Rewrite the lines running from the line with "spectral-line-label: Hα xyxy=(489,51,507,64)" to the line with "spectral-line-label: OII xyxy=(132,68,150,81)", replacing "x-tick-label" with "x-axis-tick" and leaving everything else unchanged.

(Element location listings)
--*--
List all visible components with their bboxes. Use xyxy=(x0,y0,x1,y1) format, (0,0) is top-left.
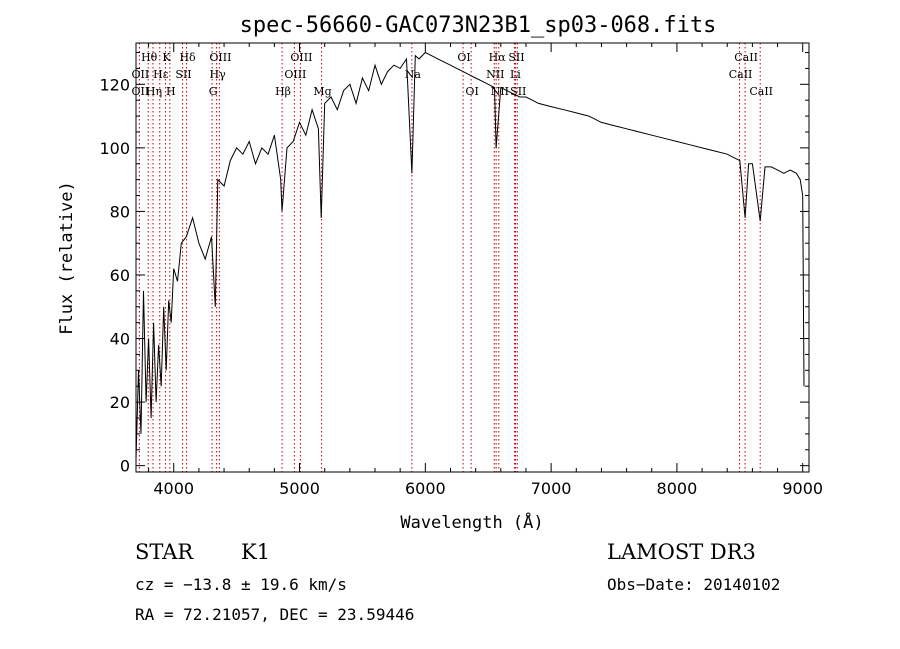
spectral-line-label: Hα xyxy=(489,51,507,64)
spectral-line-label: OII xyxy=(132,85,150,98)
spectral-line-label: H xyxy=(166,85,176,98)
spectral-line-label: Mg xyxy=(313,85,331,98)
spectral-line-label: G xyxy=(209,85,218,98)
spectral-line-label: OI xyxy=(457,51,470,64)
x-tick-label: 8000 xyxy=(657,479,698,498)
spectral-line-label: Hβ xyxy=(275,85,291,98)
spectral-line-label: OIII xyxy=(290,51,312,64)
y-axis-label: Flux (relative) xyxy=(57,181,77,335)
obs-date: Obs−Date: 20140102 xyxy=(607,575,781,594)
plot-frame xyxy=(135,42,810,473)
x-tick-label: 9000 xyxy=(782,479,823,498)
x-axis-label: Wavelength (Å) xyxy=(400,511,543,533)
spectral-line-label: SII xyxy=(508,51,524,64)
x-tick-label: 7000 xyxy=(531,479,572,498)
y-tick-label: 20 xyxy=(110,393,130,412)
spectral-line-label: OIII xyxy=(284,68,306,81)
spectral-line-label: Hη xyxy=(146,85,162,98)
y-tick-label: 40 xyxy=(110,330,130,349)
spectral-line-label: OI xyxy=(465,85,478,98)
object-class: STAR xyxy=(135,540,194,564)
x-tick-label: 4000 xyxy=(153,479,194,498)
chart-title: spec-56660-GAC073N23B1_sp03-068.fits xyxy=(240,13,717,38)
cz-value: cz = −13.8 ± 19.6 km/s xyxy=(135,575,347,594)
spectral-line-label: Hθ xyxy=(141,51,158,64)
spectral-line-label: NII xyxy=(486,68,504,81)
x-tick-label: 5000 xyxy=(279,479,320,498)
spectral-line-label: CaII xyxy=(749,85,773,98)
spectral-line-markers xyxy=(138,43,761,472)
spectral-line-label: SII xyxy=(510,85,526,98)
x-tick-label: 6000 xyxy=(405,479,446,498)
y-tick-label: 120 xyxy=(99,75,130,94)
spectral-line-label: CaII xyxy=(729,68,753,81)
y-tick-label: 80 xyxy=(110,202,130,221)
spectral-line-label: OII xyxy=(132,68,150,81)
spectral-line-label: Hγ xyxy=(210,68,227,81)
spectral-line-label: Hδ xyxy=(179,51,196,64)
spectral-line-label: NII xyxy=(491,85,509,98)
y-tick-label: 60 xyxy=(110,266,130,285)
y-tick-label: 100 xyxy=(99,139,130,158)
spectral-line-label: CaII xyxy=(734,51,758,64)
axis-ticks: 4000 5000 6000 7000 8000 9000 0 20 40 60 80 100 120 xyxy=(99,43,823,498)
spectral-line-label: Li xyxy=(510,68,521,81)
spectrum-chart: spec-56660-GAC073N23B1_sp03-068.fits 400… xyxy=(57,13,823,533)
spectral-line-label: Hε xyxy=(153,68,169,81)
y-tick-label: 0 xyxy=(120,457,130,476)
spectral-line-label: Na xyxy=(405,68,422,81)
survey-name: LAMOST DR3 xyxy=(607,540,756,564)
coordinates: RA = 72.21057, DEC = 23.59446 xyxy=(135,605,415,624)
flux-series-line xyxy=(135,51,805,460)
spectral-line-label: K xyxy=(162,51,171,64)
object-subclass: K1 xyxy=(241,540,271,564)
spectral-line-label: SII xyxy=(175,68,191,81)
spectral-line-label: OIII xyxy=(209,51,231,64)
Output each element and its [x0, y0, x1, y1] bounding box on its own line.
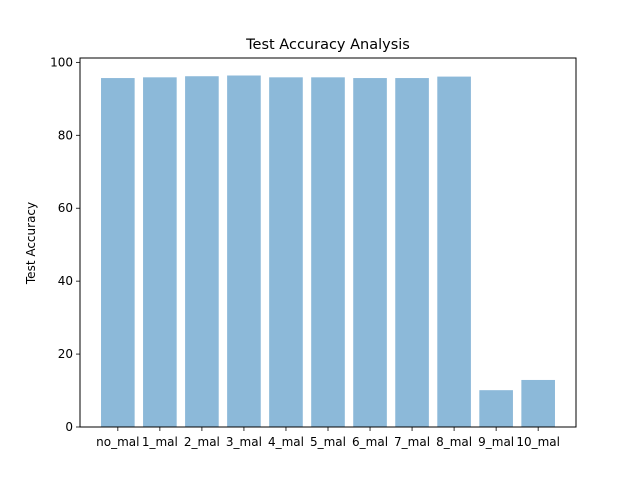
x-axis-ticks: no_mal 1_mal 2_mal 3_mal 4_mal 5_mal 6_mal 7_ma…	[96, 427, 560, 449]
x-tick-label: 3_mal	[226, 435, 262, 449]
bar-no_mal	[101, 78, 135, 427]
y-tick-label: 60	[58, 201, 73, 215]
x-tick-label: 4_mal	[268, 435, 304, 449]
x-tick-label: 10_mal	[516, 435, 560, 449]
x-tick-label: 6_mal	[352, 435, 388, 449]
x-tick-label: 2_mal	[184, 435, 220, 449]
x-tick-label: 1_mal	[142, 435, 178, 449]
bar-2_mal	[185, 76, 219, 427]
bar-3_mal	[227, 75, 261, 427]
y-tick-label: 20	[58, 347, 73, 361]
y-tick-label: 0	[65, 420, 73, 434]
bar-6_mal	[353, 78, 387, 427]
x-tick-label: 7_mal	[394, 435, 430, 449]
bar-5_mal	[311, 77, 345, 427]
x-tick-label: 8_mal	[436, 435, 472, 449]
bar-series	[101, 75, 555, 427]
bar-10_mal	[521, 379, 555, 427]
chart-title: Test Accuracy Analysis	[245, 37, 410, 53]
bar-1_mal	[143, 77, 177, 427]
y-axis-ticks: 0 20 40 60 80 100	[50, 55, 80, 434]
x-tick-label: 9_mal	[478, 435, 514, 449]
x-tick-label: 5_mal	[310, 435, 346, 449]
bar-4_mal	[269, 77, 303, 427]
y-axis-label: Test Accuracy	[24, 202, 38, 285]
bar-7_mal	[395, 78, 429, 427]
y-tick-label: 40	[58, 274, 73, 288]
bar-8_mal	[437, 76, 471, 427]
plot-frame	[79, 57, 577, 428]
x-tick-label: no_mal	[96, 435, 139, 449]
y-tick-label: 100	[50, 55, 73, 69]
bar-9_mal	[479, 390, 513, 427]
y-tick-label: 80	[58, 128, 73, 142]
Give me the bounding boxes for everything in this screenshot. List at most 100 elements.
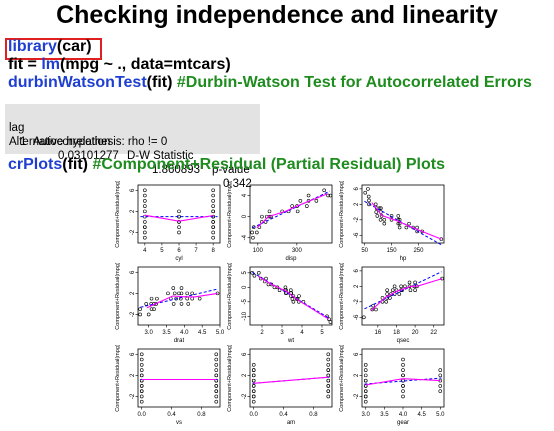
data-point (290, 297, 295, 301)
data-point (139, 373, 144, 378)
y-axis-label: Component+Residual(mpg) (227, 181, 233, 248)
data-point (396, 214, 401, 218)
data-point (373, 202, 378, 207)
x-tick-label: 18 (393, 330, 400, 336)
x-tick-label: 300 (292, 248, 303, 254)
data-point (370, 307, 375, 312)
output-value: 1.860893 (152, 164, 200, 176)
data-point (327, 317, 331, 322)
data-point (363, 399, 368, 404)
data-point (139, 399, 144, 404)
data-point (438, 389, 443, 393)
data-point (214, 357, 219, 362)
data-point (385, 288, 389, 293)
function-name: library (8, 38, 57, 55)
data-point (251, 389, 256, 393)
data-point (363, 394, 368, 399)
data-point (251, 368, 256, 372)
y-tick-label: -2 (130, 229, 136, 235)
y-tick-label: 6 (130, 352, 136, 356)
data-point (179, 286, 184, 290)
data-point (138, 312, 142, 317)
data-point (322, 188, 326, 193)
data-point (413, 288, 417, 293)
data-point (439, 237, 444, 241)
x-axis-label: disp (285, 256, 297, 262)
data-point (290, 204, 294, 208)
data-point (211, 220, 215, 224)
output-header-row: lag Autocorrelation D-W Statistic p-valu… (9, 107, 259, 176)
x-tick-label: 0.8 (309, 412, 318, 418)
x-tick-label: 22 (430, 330, 437, 336)
data-point (155, 296, 159, 301)
data-point (144, 302, 149, 306)
y-axis-label: Component+Residual(mpg) (339, 345, 345, 412)
x-tick-label: 3 (280, 330, 284, 336)
data-point (328, 320, 333, 324)
output-header: Autocorrelation (33, 136, 111, 148)
code-line-library: library(car) (8, 38, 92, 56)
data-point (143, 188, 147, 193)
data-point (214, 373, 219, 378)
data-point (149, 296, 154, 301)
data-point (250, 230, 254, 235)
data-point (255, 230, 259, 235)
smooth-fit-line (257, 275, 330, 320)
data-point (389, 214, 394, 218)
data-point (214, 368, 219, 372)
data-point (146, 312, 151, 317)
assignment: fit = (8, 56, 42, 73)
crplot-gear: 3.0 3.5 4.0 4.5 5.0 -2 2 6 gear Component+Residua… (339, 345, 445, 426)
data-point (326, 357, 331, 362)
y-tick-label: 2 (354, 373, 360, 377)
data-point (366, 187, 370, 191)
y-tick-label: 2 (242, 373, 248, 377)
output-header: D-W Statistic (127, 150, 194, 162)
x-axis-label: am (287, 420, 295, 426)
code-comment: #Durbin-Watson Test for Autocorrelated E… (176, 74, 532, 91)
data-point (367, 198, 371, 203)
data-point (251, 378, 256, 383)
data-point (264, 276, 268, 281)
data-point (185, 296, 189, 301)
y-tick-label: 6 (130, 270, 136, 274)
y-tick-label: 6 (354, 269, 360, 273)
data-point (407, 280, 412, 285)
crplot-am: 0.0 0.4 0.8 -2 2 6 am Component+Residual(mpg) (227, 345, 333, 426)
x-tick-label: 2 (260, 330, 264, 336)
function-args: (fit) (146, 74, 177, 91)
data-point (378, 217, 383, 222)
plot-frame (249, 348, 333, 408)
data-point (178, 296, 183, 301)
data-point (139, 389, 144, 393)
plot-frame (137, 348, 221, 408)
data-point (143, 235, 147, 240)
data-point (171, 302, 176, 306)
data-point (401, 384, 405, 388)
data-point (211, 225, 215, 229)
x-tick-label: 50 (361, 248, 368, 254)
data-point (363, 363, 368, 367)
x-tick-label: 4.5 (198, 330, 207, 336)
data-point (289, 288, 293, 293)
linear-fit-line (252, 190, 330, 229)
y-axis-label: Component+Residual(mpg) (115, 263, 121, 330)
linear-fit-line (140, 288, 218, 308)
y-tick-label: 2 (130, 373, 136, 377)
crplot-panel-disp: 100 300 -4 0 4 disp Component+Residual(mpg) (224, 181, 336, 263)
crplot-panel-wt: 2 3 4 5 -10 -5 0 5 wt Component+Residual(mpg) (224, 263, 336, 345)
y-axis-label: Component+Residual(mpg) (339, 181, 345, 248)
x-axis-label: qsec (397, 338, 410, 344)
data-point (382, 217, 387, 222)
data-point (211, 235, 215, 240)
data-point (214, 363, 219, 367)
data-point (152, 307, 156, 311)
data-point (390, 288, 395, 293)
data-point (396, 221, 401, 226)
data-point (211, 193, 215, 198)
data-point (401, 368, 405, 372)
data-point (407, 221, 411, 226)
data-point (177, 291, 181, 296)
crplot-disp: 100 300 -4 0 4 disp Component+Residual(mpg) (227, 181, 333, 262)
x-tick-label: 4.0 (180, 330, 189, 336)
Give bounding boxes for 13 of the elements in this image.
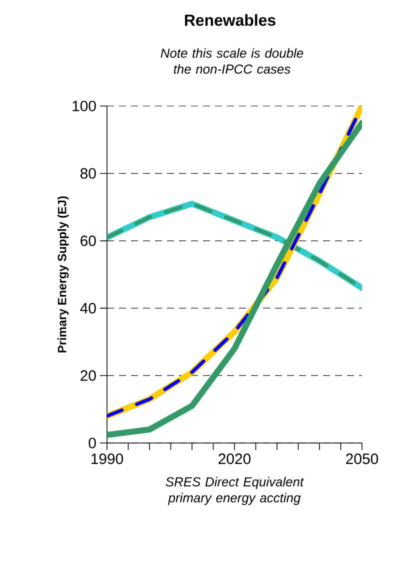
x-tick-label: 2020 [218,454,251,464]
y-tick-label: 40 [80,302,96,314]
y-tick-label: 0 [88,438,96,448]
y-tick-label: 20 [80,370,96,381]
x-axis-title: SRES Direct Equivalent primary energy accting [166,476,304,505]
y-tick-label: 60 [80,236,96,246]
y-axis-title: Primary Energy Supply (EJ) [58,196,69,352]
x-tick-label: 1990 [92,454,124,464]
chart-title: Renewables [184,14,276,26]
y-tick-label: 100 [72,100,96,112]
y-tick-label: 80 [80,168,96,179]
chart-subtitle: Note this scale is double the non-IPCC cases [160,48,304,74]
x-tick-label: 2050 [346,454,378,464]
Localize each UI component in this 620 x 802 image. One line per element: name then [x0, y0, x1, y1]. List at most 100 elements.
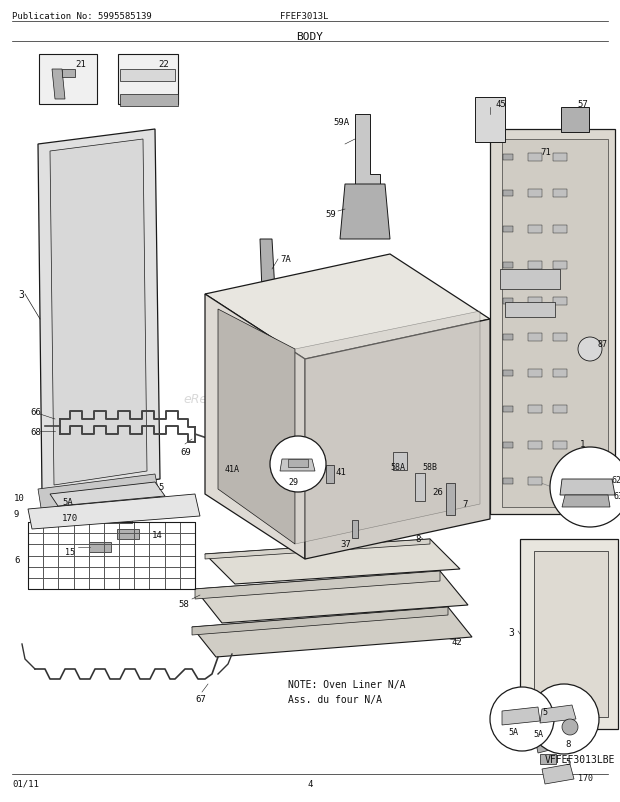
- Polygon shape: [62, 70, 75, 78]
- Text: 01/11: 01/11: [12, 779, 39, 788]
- Polygon shape: [120, 95, 178, 107]
- Bar: [28, 522, 195, 589]
- Polygon shape: [340, 184, 390, 240]
- Text: FFEF3013L: FFEF3013L: [280, 12, 329, 21]
- Polygon shape: [540, 705, 576, 723]
- Circle shape: [490, 687, 554, 751]
- Text: 3: 3: [18, 290, 24, 300]
- Text: 3: 3: [508, 627, 514, 638]
- Polygon shape: [560, 480, 615, 496]
- Text: 5: 5: [565, 757, 570, 766]
- Polygon shape: [280, 460, 315, 472]
- Bar: [540, 754, 556, 764]
- Circle shape: [550, 448, 620, 528]
- Bar: [528, 154, 542, 162]
- Text: 10: 10: [14, 493, 25, 502]
- Text: 1: 1: [580, 439, 585, 448]
- Text: 71: 71: [540, 148, 551, 157]
- Bar: [553, 334, 567, 342]
- Text: 6: 6: [14, 555, 19, 565]
- Text: 29: 29: [288, 477, 298, 486]
- Polygon shape: [260, 240, 278, 345]
- Bar: [503, 334, 513, 341]
- Polygon shape: [490, 130, 615, 514]
- Text: VFFEF3013LBE: VFFEF3013LBE: [545, 754, 616, 764]
- Bar: [503, 371, 513, 376]
- Bar: [528, 298, 542, 306]
- Bar: [326, 465, 334, 484]
- Text: 45: 45: [495, 100, 506, 109]
- Text: 66: 66: [30, 407, 41, 416]
- Polygon shape: [520, 539, 618, 729]
- Polygon shape: [205, 539, 460, 585]
- Bar: [553, 190, 567, 198]
- Text: 5A: 5A: [508, 727, 518, 736]
- Polygon shape: [305, 320, 490, 559]
- Bar: [446, 484, 454, 516]
- Polygon shape: [562, 496, 610, 508]
- Polygon shape: [85, 494, 120, 509]
- Bar: [528, 225, 542, 233]
- Bar: [475, 97, 505, 142]
- Circle shape: [562, 719, 578, 735]
- Text: 58B: 58B: [422, 463, 437, 472]
- Bar: [288, 460, 308, 468]
- Bar: [553, 154, 567, 162]
- Bar: [553, 370, 567, 378]
- Text: 170: 170: [578, 773, 593, 782]
- Text: 7A: 7A: [280, 255, 291, 264]
- Text: 41: 41: [335, 468, 346, 476]
- Bar: [503, 443, 513, 448]
- Text: 37: 37: [340, 539, 351, 549]
- Polygon shape: [38, 475, 160, 514]
- Bar: [561, 107, 589, 132]
- Text: 67: 67: [195, 695, 206, 703]
- Bar: [118, 55, 178, 105]
- Bar: [553, 477, 567, 485]
- Polygon shape: [38, 130, 160, 494]
- Text: 42: 42: [452, 638, 463, 646]
- Text: 14: 14: [152, 530, 162, 539]
- Polygon shape: [218, 310, 295, 545]
- Polygon shape: [355, 115, 380, 184]
- Text: 5: 5: [542, 707, 547, 716]
- Bar: [528, 190, 542, 198]
- Text: 9: 9: [14, 509, 19, 518]
- Circle shape: [578, 338, 602, 362]
- Text: 5A: 5A: [62, 497, 73, 506]
- Bar: [528, 406, 542, 414]
- Bar: [553, 261, 567, 269]
- Polygon shape: [192, 607, 448, 635]
- Polygon shape: [195, 571, 468, 623]
- Text: 63: 63: [614, 492, 620, 500]
- Text: 59A: 59A: [333, 118, 349, 127]
- Bar: [503, 155, 513, 160]
- Bar: [528, 370, 542, 378]
- Bar: [352, 520, 358, 538]
- Polygon shape: [28, 494, 200, 529]
- Text: 15: 15: [65, 547, 75, 557]
- Text: 5A: 5A: [533, 729, 543, 738]
- Polygon shape: [502, 707, 540, 725]
- Bar: [117, 529, 139, 539]
- Bar: [503, 298, 513, 305]
- Text: 8: 8: [415, 534, 420, 543]
- Polygon shape: [534, 551, 608, 717]
- Text: 41A: 41A: [225, 464, 240, 473]
- Text: 22: 22: [158, 60, 169, 69]
- Polygon shape: [50, 140, 147, 485]
- Text: 87: 87: [597, 339, 607, 349]
- Bar: [528, 334, 542, 342]
- Bar: [503, 479, 513, 484]
- Text: 68: 68: [30, 427, 41, 436]
- Polygon shape: [535, 734, 562, 753]
- Bar: [553, 406, 567, 414]
- Bar: [503, 407, 513, 412]
- Bar: [500, 269, 560, 290]
- Bar: [505, 302, 555, 317]
- Text: eReplacementParts.com: eReplacementParts.com: [184, 393, 336, 406]
- Bar: [553, 298, 567, 306]
- Text: Ass. du four N/A: Ass. du four N/A: [288, 695, 382, 704]
- Text: NOTE: Oven Liner N/A: NOTE: Oven Liner N/A: [288, 679, 405, 689]
- Text: 170: 170: [62, 513, 78, 522]
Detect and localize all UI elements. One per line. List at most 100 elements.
--*--
# [Answer to the task]
spectral-line-label: Hα xyxy=(489,51,507,64)
spectral-line-label: OII xyxy=(132,85,150,98)
spectral-line-label: H xyxy=(166,85,176,98)
spectral-line-label: Mg xyxy=(313,85,331,98)
spectral-line-label: G xyxy=(209,85,218,98)
spectral-line-label: OI xyxy=(457,51,470,64)
x-axis-tick: 8000 xyxy=(657,479,698,498)
spectral-line-label: Hβ xyxy=(275,85,291,98)
spectral-line-label: OIII xyxy=(290,51,312,64)
y-axis-label: Flux (relative) xyxy=(57,181,77,335)
obs-date: Obs−Date: 20140102 xyxy=(607,575,781,594)
plot-frame xyxy=(135,42,810,473)
x-axis-tick: 9000 xyxy=(782,479,823,498)
x-axis-label: Wavelength (Å) xyxy=(400,511,543,533)
spectral-line-label: SII xyxy=(508,51,524,64)
x-axis-tick: 7000 xyxy=(531,479,572,498)
y-tick-label: 20 xyxy=(110,393,130,412)
spectral-line-label: OIII xyxy=(284,68,306,81)
spectral-line-label: Hη xyxy=(146,85,162,98)
y-tick-label: 40 xyxy=(110,330,130,349)
spectral-line-label: OI xyxy=(465,85,478,98)
object-class: STAR xyxy=(135,540,194,564)
x-axis-tick: 4000 xyxy=(153,479,194,498)
chart-title: spec-56660-GAC073N23B1_sp03-068.fits xyxy=(240,13,717,38)
cz-value: cz = −13.8 ± 19.6 km/s xyxy=(135,575,347,594)
spectral-line-label: Hθ xyxy=(141,51,158,64)
spectral-line-label: NII xyxy=(486,68,504,81)
x-axis-tick: 5000 xyxy=(279,479,320,498)
spectral-line-label: CaII xyxy=(749,85,773,98)
spectral-line-markers xyxy=(138,43,761,472)
spectral-line-label: SII xyxy=(510,85,526,98)
x-axis-tick: 6000 xyxy=(405,479,446,498)
y-tick-label: 120 xyxy=(99,75,130,94)
spectral-line-label: CaII xyxy=(729,68,753,81)
y-tick-label: 80 xyxy=(110,202,130,221)
spectral-line-label: OII xyxy=(132,68,150,81)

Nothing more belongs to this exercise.